- **Given instruction**: Edit the data from the line with "Find all labels, buttons, inputs, and" up to and including the line with "x-tick-label: 0: [98, 504, 110, 529]", replacing every "stats-label" with "statistic-label" and keeping all else unchanged. Return only those lines.

- **Task input**:
##########

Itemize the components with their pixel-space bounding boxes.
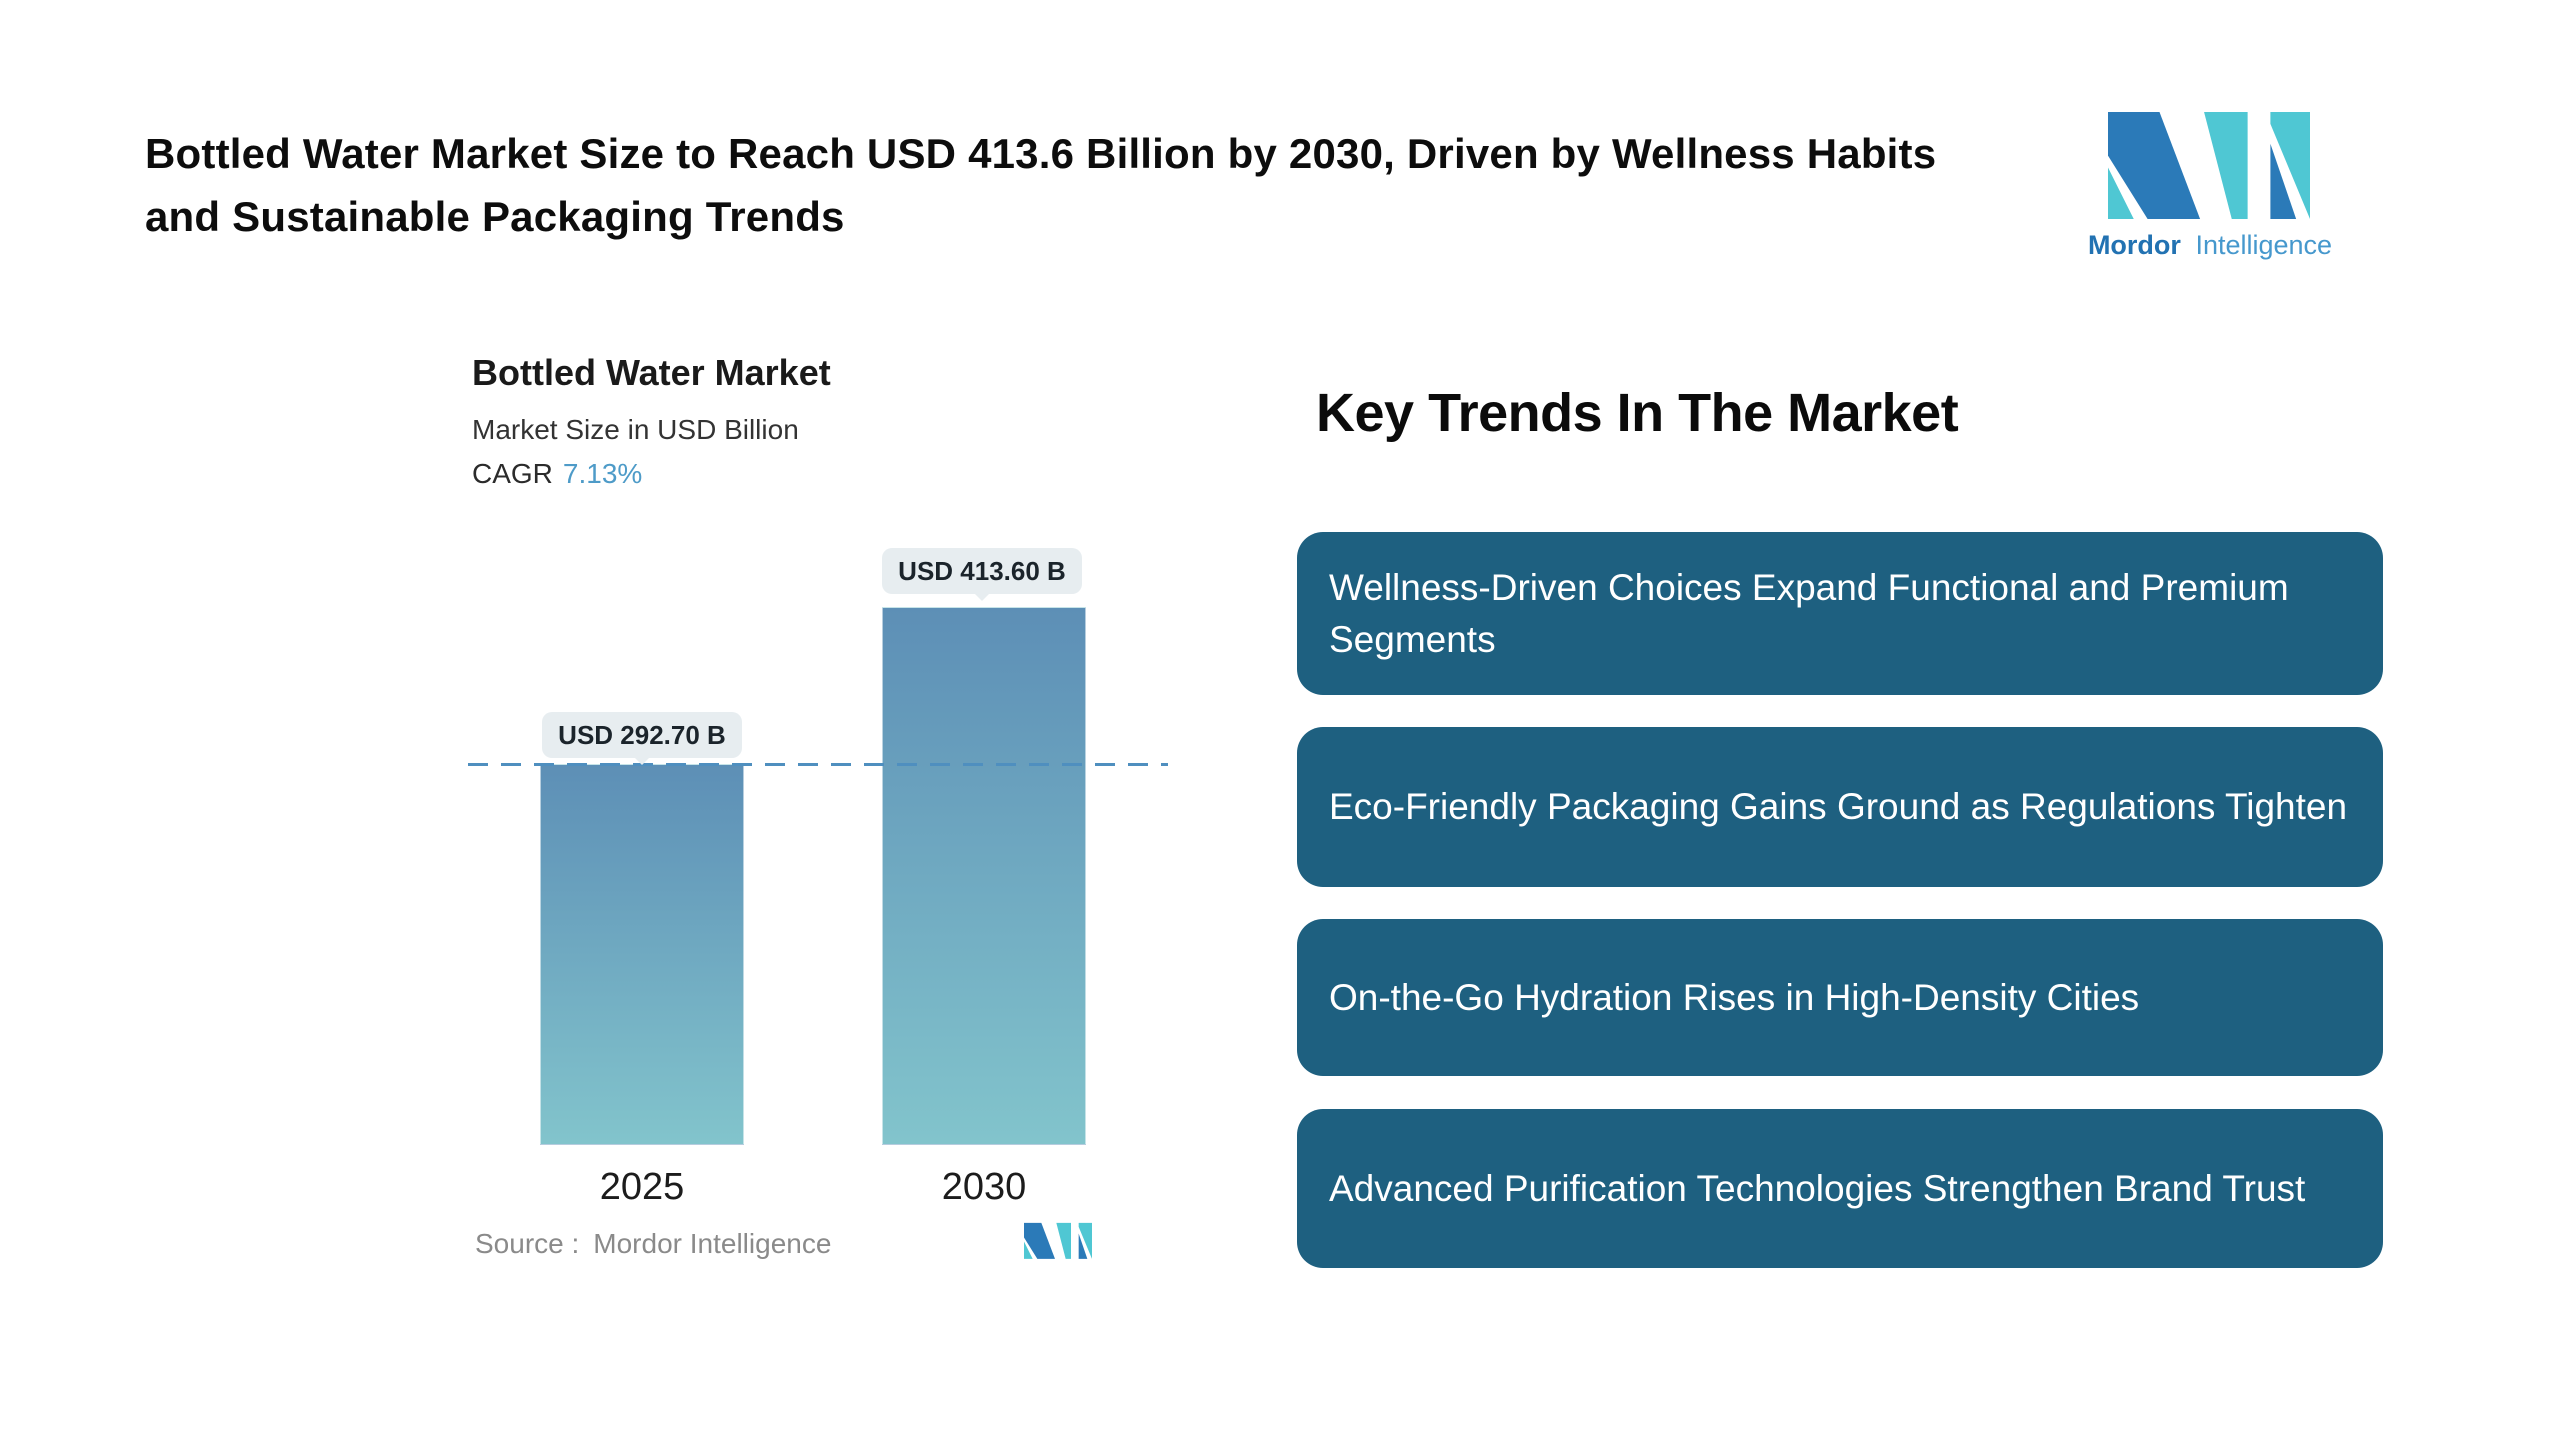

##########

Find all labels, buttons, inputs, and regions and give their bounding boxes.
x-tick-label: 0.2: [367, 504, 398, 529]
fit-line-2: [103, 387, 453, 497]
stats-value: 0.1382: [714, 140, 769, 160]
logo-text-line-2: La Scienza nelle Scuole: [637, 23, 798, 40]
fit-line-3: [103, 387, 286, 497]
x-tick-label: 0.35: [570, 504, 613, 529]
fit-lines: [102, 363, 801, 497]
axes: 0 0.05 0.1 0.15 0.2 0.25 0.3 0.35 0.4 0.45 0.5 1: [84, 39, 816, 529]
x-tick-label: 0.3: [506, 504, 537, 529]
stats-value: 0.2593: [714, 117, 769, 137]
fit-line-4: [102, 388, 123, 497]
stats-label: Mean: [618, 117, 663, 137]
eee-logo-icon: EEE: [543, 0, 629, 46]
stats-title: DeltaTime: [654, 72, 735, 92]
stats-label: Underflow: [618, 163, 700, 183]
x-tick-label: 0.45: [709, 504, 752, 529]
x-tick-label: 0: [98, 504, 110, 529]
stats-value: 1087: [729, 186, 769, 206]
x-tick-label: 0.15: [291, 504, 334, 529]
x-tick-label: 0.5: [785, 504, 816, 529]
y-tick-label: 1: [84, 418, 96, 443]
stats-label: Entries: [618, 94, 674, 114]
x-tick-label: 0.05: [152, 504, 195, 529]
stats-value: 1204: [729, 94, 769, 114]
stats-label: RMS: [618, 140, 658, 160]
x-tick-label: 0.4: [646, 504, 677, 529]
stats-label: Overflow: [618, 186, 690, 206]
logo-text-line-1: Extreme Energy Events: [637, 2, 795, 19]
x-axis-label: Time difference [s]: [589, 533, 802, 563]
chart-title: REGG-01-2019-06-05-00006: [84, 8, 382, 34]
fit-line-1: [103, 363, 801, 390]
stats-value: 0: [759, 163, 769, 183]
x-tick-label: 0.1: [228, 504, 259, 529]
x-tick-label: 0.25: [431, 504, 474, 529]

##########

- **Exercise output**:
Find all labels, buttons, inputs, and regions and give their bounding boxes.
x-tick-label: 0.2: [367, 504, 398, 529]
fit-line-2: [103, 387, 453, 497]
stats-value: 0.1382: [714, 140, 769, 160]
logo-text-line-2: La Scienza nelle Scuole: [637, 23, 798, 40]
fit-line-3: [103, 387, 286, 497]
x-tick-label: 0.35: [570, 504, 613, 529]
fit-lines: [102, 363, 801, 497]
axes: 0 0.05 0.1 0.15 0.2 0.25 0.3 0.35 0.4 0.45 0.5 1: [84, 39, 816, 529]
x-tick-label: 0.3: [506, 504, 537, 529]
stats-value: 0.2593: [714, 117, 769, 137]
fit-line-4: [102, 388, 123, 497]
statistic-label: Mean: [618, 117, 663, 137]
eee-logo-icon: EEE: [543, 0, 629, 46]
stats-title: DeltaTime: [654, 72, 735, 92]
statistic-label: Underflow: [618, 163, 700, 183]
x-tick-label: 0.45: [709, 504, 752, 529]
x-tick-label: 0: [98, 504, 110, 529]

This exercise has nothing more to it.